== Material provided ==

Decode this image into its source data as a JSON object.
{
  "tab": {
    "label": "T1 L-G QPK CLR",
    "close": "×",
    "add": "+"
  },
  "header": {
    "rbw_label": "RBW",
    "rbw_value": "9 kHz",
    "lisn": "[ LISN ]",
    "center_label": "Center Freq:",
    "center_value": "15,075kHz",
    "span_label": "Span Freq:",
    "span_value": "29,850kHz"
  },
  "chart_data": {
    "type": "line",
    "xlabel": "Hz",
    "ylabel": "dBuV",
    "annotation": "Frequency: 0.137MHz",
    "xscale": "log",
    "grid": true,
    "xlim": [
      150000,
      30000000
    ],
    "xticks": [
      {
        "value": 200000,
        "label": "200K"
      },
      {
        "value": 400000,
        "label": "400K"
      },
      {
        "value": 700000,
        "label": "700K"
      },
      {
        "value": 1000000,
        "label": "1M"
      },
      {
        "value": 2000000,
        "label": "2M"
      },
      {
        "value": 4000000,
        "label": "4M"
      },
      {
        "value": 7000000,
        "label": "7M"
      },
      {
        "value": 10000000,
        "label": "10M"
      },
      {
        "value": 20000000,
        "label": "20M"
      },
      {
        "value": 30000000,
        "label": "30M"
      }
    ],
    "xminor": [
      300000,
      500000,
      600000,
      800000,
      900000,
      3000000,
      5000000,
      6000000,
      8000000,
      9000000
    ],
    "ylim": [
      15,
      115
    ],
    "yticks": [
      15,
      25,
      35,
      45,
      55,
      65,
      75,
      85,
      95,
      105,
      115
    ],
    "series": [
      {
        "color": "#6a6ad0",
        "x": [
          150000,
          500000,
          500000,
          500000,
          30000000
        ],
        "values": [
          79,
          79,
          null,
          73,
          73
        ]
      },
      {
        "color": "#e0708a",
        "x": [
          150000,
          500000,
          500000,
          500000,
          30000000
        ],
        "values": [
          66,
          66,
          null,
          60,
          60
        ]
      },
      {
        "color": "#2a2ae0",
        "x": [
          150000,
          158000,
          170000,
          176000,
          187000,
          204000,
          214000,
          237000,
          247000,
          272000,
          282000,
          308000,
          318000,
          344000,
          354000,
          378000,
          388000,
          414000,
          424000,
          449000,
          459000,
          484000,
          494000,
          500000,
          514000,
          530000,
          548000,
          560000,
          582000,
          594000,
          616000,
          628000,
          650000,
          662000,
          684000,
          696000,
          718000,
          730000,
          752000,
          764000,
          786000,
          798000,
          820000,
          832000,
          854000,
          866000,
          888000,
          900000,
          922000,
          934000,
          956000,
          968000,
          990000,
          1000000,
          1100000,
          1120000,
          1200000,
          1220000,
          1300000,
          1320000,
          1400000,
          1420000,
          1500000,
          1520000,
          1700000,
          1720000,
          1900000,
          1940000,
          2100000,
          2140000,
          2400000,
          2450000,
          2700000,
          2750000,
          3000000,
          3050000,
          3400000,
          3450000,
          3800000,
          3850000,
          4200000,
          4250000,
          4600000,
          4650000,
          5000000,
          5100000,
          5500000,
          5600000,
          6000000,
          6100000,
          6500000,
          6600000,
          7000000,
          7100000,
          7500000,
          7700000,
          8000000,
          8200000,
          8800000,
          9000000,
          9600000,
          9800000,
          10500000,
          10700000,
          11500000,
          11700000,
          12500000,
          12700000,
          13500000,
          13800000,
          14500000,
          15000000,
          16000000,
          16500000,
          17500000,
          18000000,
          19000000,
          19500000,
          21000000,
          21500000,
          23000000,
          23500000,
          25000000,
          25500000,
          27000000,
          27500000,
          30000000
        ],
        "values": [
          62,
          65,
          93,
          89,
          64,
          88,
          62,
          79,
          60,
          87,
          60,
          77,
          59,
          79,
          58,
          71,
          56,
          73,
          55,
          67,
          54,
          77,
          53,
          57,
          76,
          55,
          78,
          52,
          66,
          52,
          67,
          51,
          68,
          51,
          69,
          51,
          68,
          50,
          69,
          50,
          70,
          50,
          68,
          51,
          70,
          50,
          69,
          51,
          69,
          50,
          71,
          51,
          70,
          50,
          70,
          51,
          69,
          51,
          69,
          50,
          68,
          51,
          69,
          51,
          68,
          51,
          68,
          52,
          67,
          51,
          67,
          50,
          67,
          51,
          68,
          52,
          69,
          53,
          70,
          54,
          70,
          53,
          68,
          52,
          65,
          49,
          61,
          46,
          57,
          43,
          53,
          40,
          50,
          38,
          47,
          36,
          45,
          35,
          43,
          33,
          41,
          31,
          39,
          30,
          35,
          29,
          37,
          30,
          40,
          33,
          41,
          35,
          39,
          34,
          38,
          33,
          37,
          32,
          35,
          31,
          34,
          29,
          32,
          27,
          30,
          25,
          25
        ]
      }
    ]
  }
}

===

### The problem
Select and copy every line from the records that includes the word "color".

### Task answer
        "color": "#6a6ad0",
        "color": "#e0708a",
        "color": "#2a2ae0",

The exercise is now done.